Task to complete:
Filter this material down to the lines that hold "para", copying each one.

Source material:
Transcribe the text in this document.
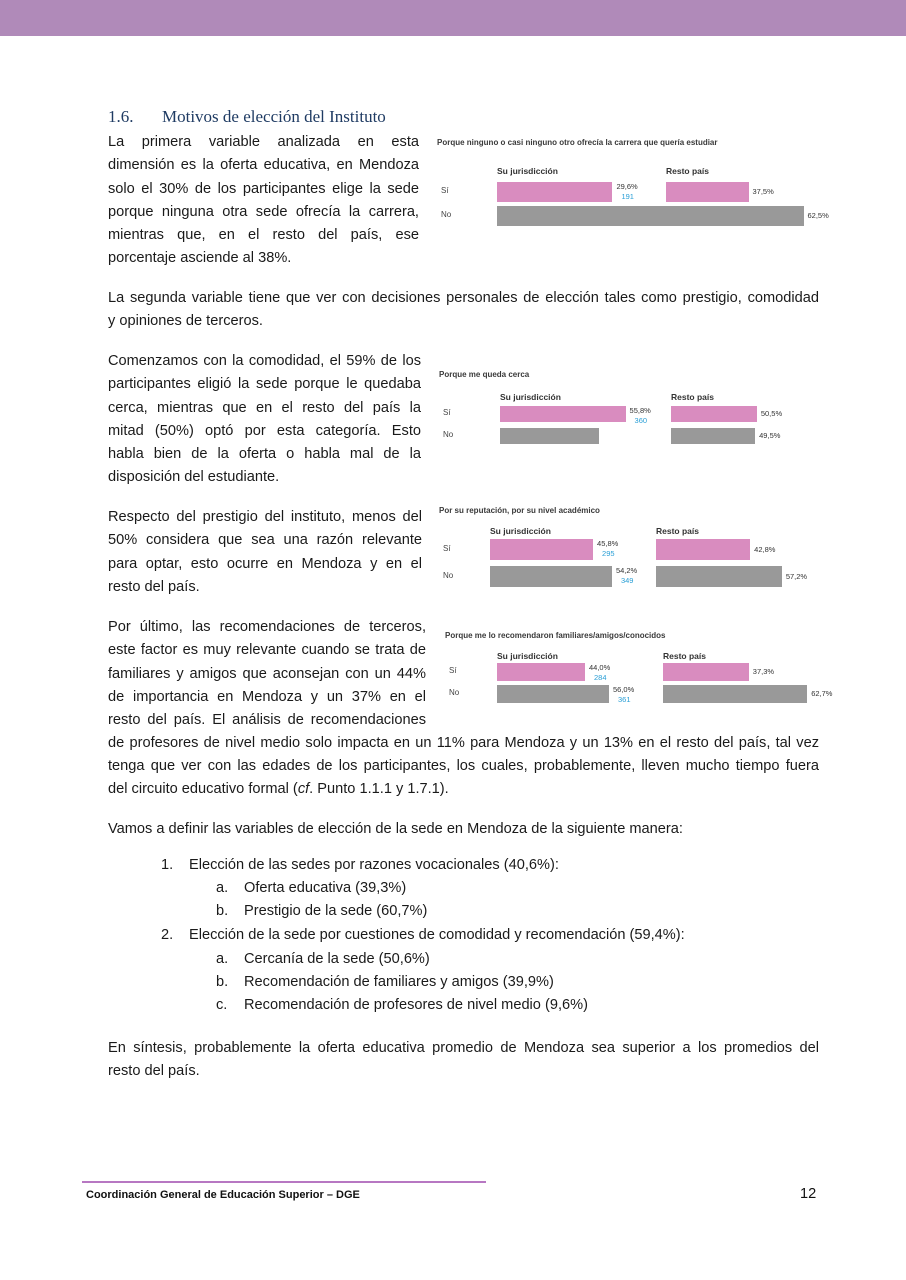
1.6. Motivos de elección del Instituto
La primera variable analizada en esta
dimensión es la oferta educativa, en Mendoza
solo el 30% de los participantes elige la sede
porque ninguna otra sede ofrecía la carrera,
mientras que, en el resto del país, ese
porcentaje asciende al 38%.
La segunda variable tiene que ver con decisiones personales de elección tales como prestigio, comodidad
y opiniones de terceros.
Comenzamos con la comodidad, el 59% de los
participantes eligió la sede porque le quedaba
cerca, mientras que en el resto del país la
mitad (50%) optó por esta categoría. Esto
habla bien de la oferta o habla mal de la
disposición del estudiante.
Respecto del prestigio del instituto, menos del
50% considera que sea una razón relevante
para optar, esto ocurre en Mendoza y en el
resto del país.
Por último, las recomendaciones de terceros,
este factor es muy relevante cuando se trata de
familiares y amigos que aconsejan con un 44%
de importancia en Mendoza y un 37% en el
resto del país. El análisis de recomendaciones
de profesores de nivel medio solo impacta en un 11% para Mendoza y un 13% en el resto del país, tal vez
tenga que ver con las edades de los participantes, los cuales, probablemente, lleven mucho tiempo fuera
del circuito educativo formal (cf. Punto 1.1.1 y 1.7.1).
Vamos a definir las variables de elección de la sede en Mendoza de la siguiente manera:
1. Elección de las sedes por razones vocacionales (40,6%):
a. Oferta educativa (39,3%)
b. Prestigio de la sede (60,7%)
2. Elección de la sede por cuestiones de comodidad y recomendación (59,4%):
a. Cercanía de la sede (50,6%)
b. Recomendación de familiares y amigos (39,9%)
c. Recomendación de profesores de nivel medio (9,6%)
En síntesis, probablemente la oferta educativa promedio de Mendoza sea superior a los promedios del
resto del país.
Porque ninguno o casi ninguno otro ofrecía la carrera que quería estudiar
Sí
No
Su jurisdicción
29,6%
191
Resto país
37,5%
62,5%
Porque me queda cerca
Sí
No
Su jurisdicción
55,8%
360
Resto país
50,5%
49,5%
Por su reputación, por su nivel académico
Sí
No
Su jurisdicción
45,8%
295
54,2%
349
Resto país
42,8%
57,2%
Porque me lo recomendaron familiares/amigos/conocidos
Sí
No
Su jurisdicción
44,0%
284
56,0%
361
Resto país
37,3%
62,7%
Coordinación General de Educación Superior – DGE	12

---

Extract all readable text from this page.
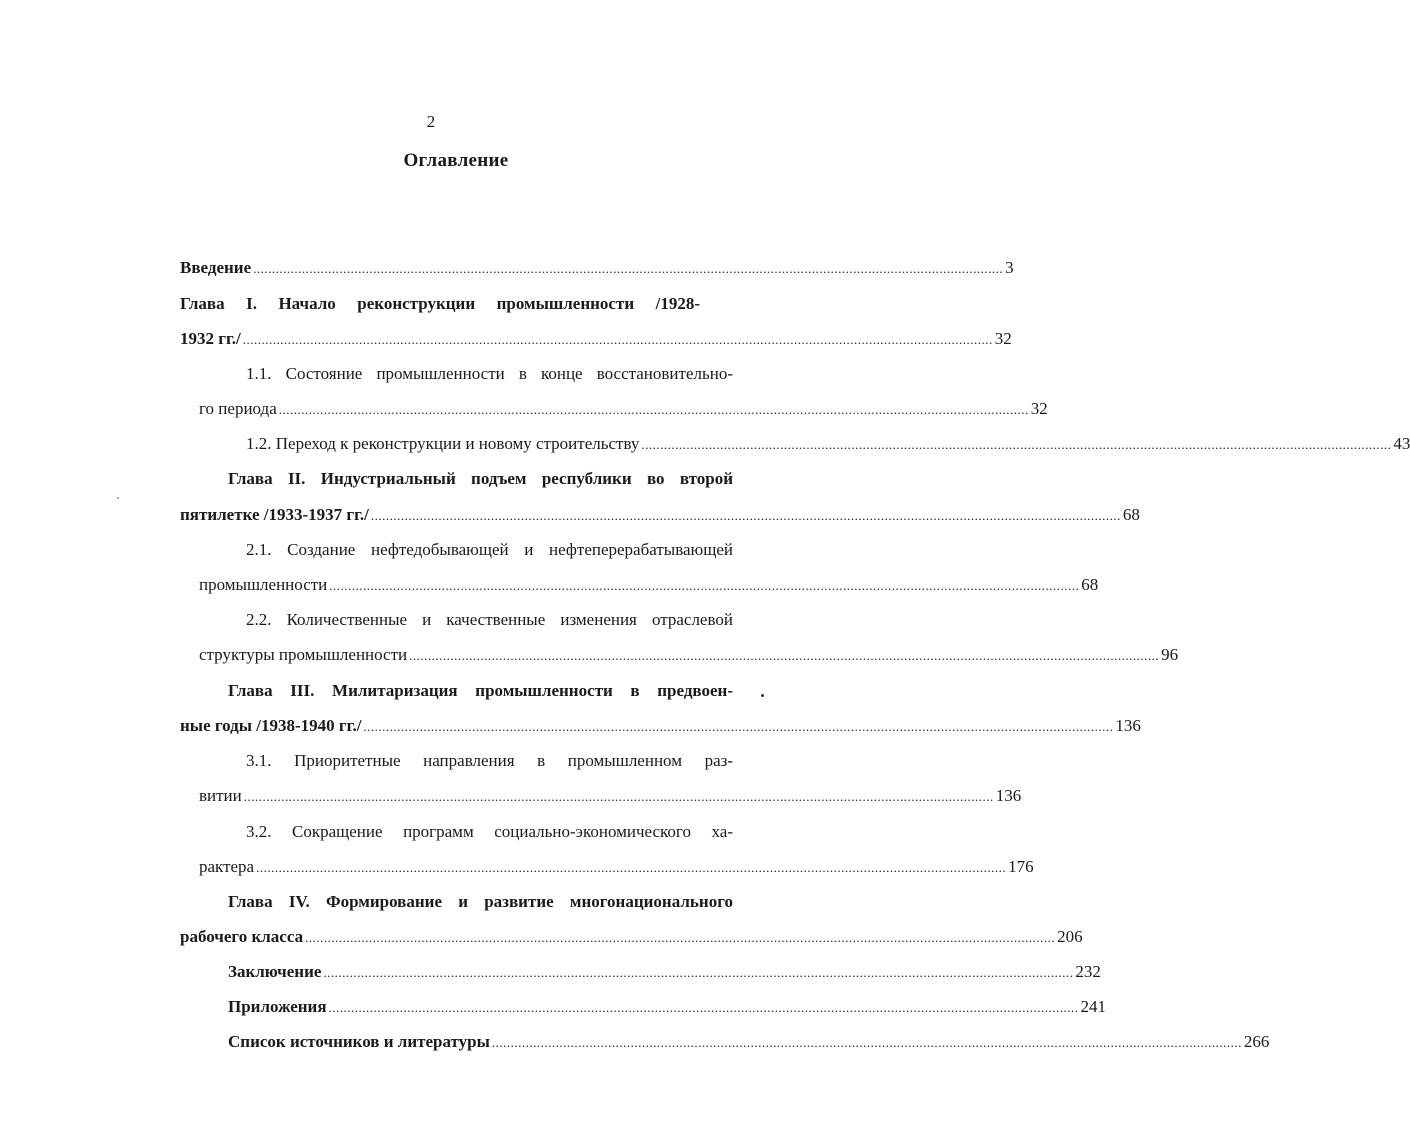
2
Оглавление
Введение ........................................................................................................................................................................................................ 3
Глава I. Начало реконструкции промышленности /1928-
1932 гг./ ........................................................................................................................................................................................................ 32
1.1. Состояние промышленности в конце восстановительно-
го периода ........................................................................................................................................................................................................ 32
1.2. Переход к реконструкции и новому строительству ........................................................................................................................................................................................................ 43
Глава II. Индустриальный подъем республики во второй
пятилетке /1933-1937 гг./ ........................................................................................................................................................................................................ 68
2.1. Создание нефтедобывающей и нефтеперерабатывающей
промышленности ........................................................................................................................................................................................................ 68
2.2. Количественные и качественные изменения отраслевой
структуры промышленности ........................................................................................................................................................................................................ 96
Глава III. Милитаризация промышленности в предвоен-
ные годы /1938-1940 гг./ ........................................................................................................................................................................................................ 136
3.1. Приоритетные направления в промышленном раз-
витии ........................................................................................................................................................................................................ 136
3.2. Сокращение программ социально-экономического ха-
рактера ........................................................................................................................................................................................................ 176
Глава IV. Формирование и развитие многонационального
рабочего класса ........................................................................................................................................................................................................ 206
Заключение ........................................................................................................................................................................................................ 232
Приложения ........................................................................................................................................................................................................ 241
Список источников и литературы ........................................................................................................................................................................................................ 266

==

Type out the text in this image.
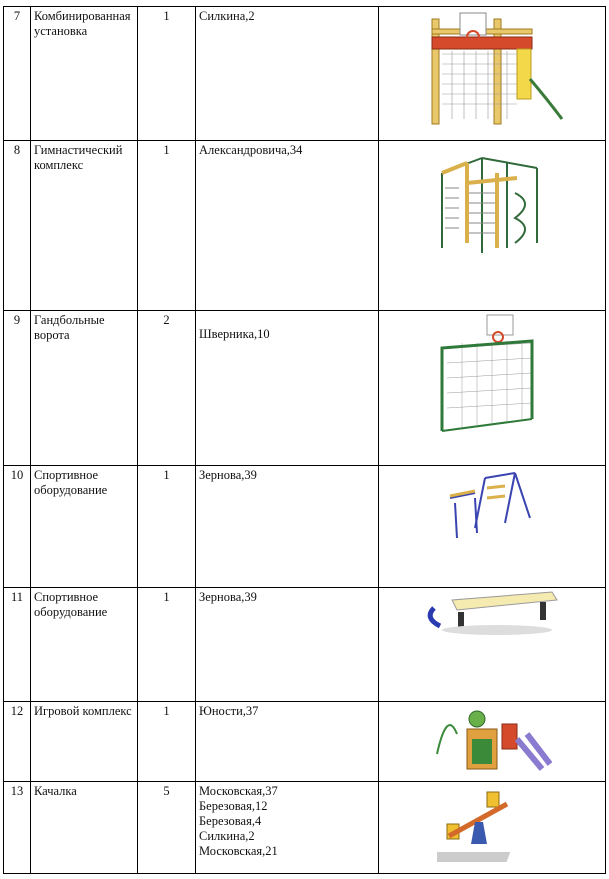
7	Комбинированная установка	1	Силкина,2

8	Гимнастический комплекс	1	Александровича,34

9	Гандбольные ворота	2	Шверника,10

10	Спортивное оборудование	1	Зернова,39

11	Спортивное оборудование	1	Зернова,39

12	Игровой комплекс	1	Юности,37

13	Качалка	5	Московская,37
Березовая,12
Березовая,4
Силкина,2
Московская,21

Expected output:
para optar, esto ocurre en Mendoza y en el
de profesores de nivel medio solo impacta en un 11% para Mendoza y un 13% en el resto del país, tal vez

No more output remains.